_CHALLENGE_:
Go through the material below, count the lines with the word "Models", and reply with the count alone.

_STORED DATA_:

*****

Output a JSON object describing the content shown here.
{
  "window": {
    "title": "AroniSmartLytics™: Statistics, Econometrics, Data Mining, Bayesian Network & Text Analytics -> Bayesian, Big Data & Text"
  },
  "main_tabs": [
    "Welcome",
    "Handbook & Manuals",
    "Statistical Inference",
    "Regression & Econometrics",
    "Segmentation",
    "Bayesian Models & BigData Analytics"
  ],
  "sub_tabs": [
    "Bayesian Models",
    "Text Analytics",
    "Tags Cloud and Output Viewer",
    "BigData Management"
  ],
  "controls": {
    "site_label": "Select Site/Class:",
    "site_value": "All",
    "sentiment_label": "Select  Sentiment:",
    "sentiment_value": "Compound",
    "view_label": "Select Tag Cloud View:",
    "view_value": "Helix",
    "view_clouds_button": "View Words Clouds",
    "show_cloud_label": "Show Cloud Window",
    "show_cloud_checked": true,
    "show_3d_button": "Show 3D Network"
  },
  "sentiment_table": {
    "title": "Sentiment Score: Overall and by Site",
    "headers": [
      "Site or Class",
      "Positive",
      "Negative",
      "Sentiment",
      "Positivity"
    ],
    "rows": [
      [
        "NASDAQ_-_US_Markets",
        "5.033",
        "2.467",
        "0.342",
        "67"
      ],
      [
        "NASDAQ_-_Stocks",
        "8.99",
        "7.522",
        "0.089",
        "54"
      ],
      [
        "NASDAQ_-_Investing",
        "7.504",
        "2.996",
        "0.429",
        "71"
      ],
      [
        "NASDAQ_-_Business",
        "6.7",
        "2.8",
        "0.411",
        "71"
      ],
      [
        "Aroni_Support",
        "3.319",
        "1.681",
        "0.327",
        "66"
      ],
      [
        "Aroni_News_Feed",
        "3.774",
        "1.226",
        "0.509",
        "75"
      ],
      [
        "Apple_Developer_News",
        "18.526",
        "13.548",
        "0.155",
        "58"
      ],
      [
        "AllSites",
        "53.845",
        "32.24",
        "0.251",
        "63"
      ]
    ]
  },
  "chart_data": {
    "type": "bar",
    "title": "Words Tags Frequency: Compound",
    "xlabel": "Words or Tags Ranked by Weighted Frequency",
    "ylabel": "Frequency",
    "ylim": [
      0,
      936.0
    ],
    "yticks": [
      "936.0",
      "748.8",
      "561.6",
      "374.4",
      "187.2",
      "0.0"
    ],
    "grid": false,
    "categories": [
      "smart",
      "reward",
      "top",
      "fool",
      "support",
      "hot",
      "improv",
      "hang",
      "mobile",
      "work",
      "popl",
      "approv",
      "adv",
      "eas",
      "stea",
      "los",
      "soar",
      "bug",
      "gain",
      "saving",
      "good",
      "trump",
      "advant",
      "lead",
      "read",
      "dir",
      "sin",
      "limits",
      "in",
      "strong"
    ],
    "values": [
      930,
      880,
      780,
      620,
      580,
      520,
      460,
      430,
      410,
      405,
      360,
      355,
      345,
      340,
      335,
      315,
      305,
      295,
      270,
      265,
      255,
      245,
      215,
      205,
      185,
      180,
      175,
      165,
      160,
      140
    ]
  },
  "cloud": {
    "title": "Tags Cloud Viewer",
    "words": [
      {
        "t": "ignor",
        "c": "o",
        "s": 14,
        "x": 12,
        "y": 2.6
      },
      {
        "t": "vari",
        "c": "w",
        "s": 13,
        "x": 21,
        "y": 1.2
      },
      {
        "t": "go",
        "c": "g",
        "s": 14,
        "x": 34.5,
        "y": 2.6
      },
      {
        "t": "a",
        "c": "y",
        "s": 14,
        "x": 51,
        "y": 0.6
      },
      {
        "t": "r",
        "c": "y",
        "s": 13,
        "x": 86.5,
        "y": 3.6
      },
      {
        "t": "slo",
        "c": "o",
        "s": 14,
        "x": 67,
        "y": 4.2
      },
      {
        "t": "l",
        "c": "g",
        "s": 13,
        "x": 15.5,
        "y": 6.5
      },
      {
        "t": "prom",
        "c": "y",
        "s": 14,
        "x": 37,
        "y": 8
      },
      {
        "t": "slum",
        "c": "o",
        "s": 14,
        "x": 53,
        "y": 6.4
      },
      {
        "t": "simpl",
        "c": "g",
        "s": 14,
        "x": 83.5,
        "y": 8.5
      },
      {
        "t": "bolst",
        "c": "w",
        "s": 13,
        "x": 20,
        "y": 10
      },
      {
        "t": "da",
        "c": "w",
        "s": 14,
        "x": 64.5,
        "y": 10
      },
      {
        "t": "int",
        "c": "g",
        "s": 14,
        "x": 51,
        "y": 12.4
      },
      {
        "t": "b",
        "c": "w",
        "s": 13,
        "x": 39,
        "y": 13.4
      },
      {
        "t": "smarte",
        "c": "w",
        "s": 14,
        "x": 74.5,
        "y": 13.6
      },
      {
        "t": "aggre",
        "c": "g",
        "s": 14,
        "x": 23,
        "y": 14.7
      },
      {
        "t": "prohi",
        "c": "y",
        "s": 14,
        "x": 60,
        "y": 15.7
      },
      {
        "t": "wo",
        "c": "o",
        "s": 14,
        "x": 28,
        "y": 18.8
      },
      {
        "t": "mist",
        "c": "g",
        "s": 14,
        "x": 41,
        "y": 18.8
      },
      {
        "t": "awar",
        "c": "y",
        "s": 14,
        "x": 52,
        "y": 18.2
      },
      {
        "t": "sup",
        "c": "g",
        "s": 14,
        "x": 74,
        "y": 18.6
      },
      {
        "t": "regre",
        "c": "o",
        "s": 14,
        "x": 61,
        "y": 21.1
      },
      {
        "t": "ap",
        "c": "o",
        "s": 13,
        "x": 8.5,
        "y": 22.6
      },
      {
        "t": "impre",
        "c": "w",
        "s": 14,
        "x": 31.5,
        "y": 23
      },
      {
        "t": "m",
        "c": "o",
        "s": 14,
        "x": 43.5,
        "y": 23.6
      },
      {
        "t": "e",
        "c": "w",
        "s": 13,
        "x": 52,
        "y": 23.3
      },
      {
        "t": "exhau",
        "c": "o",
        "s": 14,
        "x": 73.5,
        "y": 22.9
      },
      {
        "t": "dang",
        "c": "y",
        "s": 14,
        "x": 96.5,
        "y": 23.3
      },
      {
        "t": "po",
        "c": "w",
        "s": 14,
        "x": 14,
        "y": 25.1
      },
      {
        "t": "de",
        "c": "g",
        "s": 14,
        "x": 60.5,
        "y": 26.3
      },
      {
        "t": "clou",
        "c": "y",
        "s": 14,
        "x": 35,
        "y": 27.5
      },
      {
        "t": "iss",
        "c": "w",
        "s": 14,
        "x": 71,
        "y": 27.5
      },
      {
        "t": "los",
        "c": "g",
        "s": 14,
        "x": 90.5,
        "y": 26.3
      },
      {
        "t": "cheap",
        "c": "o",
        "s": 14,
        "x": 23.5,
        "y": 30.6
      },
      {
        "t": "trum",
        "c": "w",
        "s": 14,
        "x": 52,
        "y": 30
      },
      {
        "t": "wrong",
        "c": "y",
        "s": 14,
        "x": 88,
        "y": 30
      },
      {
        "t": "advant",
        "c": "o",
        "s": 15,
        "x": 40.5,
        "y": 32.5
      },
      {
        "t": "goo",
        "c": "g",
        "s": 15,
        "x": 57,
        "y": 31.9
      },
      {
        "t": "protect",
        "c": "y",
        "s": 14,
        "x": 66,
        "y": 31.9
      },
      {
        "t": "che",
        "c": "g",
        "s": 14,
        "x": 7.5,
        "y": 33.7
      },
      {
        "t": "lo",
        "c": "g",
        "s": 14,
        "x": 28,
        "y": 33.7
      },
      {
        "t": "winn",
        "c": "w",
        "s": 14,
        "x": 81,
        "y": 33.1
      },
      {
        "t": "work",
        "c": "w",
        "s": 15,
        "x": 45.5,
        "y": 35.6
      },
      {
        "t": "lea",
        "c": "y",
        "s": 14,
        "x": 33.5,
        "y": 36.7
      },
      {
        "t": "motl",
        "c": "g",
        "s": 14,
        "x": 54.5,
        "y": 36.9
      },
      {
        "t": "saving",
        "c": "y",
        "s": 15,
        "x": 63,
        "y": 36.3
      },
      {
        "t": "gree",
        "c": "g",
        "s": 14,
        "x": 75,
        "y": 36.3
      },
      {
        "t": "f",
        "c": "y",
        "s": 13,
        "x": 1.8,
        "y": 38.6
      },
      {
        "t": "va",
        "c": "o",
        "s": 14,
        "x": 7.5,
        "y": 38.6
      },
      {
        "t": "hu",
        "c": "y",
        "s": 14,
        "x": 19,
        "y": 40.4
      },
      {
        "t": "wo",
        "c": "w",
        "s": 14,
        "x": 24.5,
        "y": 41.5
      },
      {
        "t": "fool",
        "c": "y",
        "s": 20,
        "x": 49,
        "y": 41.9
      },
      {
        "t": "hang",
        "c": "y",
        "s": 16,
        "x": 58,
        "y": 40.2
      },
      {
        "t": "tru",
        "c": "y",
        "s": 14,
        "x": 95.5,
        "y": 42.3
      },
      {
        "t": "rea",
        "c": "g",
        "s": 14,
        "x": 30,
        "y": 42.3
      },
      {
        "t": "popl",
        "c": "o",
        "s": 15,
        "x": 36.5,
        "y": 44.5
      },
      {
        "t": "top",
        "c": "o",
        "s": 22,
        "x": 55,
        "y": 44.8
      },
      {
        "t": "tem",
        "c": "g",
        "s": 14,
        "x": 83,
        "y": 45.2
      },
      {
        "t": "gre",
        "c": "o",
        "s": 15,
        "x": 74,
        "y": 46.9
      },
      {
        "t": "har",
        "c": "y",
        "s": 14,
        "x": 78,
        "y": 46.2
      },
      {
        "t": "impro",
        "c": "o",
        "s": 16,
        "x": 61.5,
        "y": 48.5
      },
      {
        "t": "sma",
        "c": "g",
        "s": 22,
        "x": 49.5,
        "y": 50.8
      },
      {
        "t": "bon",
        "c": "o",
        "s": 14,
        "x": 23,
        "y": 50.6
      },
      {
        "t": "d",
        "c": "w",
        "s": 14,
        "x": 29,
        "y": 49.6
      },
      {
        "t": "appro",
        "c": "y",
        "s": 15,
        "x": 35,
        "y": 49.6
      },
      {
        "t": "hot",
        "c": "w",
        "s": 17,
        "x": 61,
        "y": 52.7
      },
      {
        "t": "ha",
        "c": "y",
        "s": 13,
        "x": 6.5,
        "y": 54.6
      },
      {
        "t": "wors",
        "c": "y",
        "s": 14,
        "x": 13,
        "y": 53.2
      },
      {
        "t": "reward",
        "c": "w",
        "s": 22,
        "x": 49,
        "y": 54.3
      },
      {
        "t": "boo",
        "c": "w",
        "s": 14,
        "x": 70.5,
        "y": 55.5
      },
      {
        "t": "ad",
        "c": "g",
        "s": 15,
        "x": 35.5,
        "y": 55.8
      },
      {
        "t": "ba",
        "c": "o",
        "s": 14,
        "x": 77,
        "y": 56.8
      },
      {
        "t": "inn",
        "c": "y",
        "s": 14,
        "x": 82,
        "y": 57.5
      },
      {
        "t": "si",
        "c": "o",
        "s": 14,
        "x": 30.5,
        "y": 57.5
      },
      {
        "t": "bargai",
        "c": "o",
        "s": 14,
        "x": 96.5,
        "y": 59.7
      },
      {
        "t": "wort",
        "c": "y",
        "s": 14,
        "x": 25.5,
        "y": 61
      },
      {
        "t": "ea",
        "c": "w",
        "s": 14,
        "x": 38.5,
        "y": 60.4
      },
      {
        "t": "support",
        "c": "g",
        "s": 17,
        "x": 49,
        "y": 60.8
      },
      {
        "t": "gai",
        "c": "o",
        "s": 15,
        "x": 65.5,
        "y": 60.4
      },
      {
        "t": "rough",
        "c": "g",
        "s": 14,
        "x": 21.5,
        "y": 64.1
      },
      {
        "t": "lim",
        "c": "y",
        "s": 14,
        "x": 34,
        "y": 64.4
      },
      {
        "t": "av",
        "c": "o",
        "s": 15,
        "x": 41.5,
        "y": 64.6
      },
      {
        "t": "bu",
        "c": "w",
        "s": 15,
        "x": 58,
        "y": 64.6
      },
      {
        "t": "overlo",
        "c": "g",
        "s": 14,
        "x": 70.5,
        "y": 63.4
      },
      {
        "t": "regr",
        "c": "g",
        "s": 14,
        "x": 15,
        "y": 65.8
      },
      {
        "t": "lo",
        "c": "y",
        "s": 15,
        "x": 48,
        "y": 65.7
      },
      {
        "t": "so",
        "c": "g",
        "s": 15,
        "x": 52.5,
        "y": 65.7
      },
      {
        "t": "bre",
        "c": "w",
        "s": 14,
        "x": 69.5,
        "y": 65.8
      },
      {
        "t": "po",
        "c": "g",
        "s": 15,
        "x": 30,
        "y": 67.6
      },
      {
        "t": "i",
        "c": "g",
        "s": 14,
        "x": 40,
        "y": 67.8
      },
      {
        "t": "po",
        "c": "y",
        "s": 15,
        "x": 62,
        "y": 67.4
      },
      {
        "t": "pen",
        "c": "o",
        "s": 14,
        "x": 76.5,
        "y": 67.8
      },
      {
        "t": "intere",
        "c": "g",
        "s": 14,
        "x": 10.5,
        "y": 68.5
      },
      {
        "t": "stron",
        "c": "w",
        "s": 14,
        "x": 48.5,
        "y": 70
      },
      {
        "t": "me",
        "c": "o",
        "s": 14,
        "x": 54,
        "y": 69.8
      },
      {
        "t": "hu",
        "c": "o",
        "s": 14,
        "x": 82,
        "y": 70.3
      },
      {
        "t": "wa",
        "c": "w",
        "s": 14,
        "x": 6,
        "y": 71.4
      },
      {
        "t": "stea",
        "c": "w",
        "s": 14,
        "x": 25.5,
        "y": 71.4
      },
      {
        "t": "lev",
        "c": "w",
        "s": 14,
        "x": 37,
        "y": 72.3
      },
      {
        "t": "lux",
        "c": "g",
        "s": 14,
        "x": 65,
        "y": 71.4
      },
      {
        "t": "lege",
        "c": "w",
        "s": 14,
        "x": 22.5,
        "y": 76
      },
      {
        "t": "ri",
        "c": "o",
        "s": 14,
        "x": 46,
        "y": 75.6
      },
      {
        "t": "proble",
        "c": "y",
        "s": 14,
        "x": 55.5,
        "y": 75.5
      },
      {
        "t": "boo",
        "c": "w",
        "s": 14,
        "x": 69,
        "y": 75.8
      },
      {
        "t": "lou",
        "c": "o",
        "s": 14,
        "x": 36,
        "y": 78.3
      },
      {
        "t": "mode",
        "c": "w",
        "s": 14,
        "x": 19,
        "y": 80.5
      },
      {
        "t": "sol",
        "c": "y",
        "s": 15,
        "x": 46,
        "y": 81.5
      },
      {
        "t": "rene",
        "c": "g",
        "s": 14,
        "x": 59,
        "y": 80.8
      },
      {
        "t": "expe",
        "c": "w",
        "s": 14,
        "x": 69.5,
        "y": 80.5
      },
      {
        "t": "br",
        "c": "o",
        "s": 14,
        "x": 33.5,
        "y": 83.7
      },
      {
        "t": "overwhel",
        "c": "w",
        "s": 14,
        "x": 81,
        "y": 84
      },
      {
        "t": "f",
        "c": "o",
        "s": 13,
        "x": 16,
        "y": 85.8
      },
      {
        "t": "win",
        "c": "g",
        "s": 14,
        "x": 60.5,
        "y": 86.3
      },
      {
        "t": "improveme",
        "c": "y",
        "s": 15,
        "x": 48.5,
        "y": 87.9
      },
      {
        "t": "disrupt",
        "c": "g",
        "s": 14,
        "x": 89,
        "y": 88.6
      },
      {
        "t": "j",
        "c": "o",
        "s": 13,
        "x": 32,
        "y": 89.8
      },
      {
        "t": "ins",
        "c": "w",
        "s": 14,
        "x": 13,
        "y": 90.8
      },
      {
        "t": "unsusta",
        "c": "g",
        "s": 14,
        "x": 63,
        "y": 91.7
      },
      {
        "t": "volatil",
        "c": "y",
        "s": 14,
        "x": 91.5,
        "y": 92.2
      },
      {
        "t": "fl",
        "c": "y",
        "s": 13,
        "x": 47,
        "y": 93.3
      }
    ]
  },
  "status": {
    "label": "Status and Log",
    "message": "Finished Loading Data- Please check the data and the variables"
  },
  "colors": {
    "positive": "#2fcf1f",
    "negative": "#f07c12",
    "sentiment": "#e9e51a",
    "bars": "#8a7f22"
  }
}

*****

_FULL OUTPUT_:
2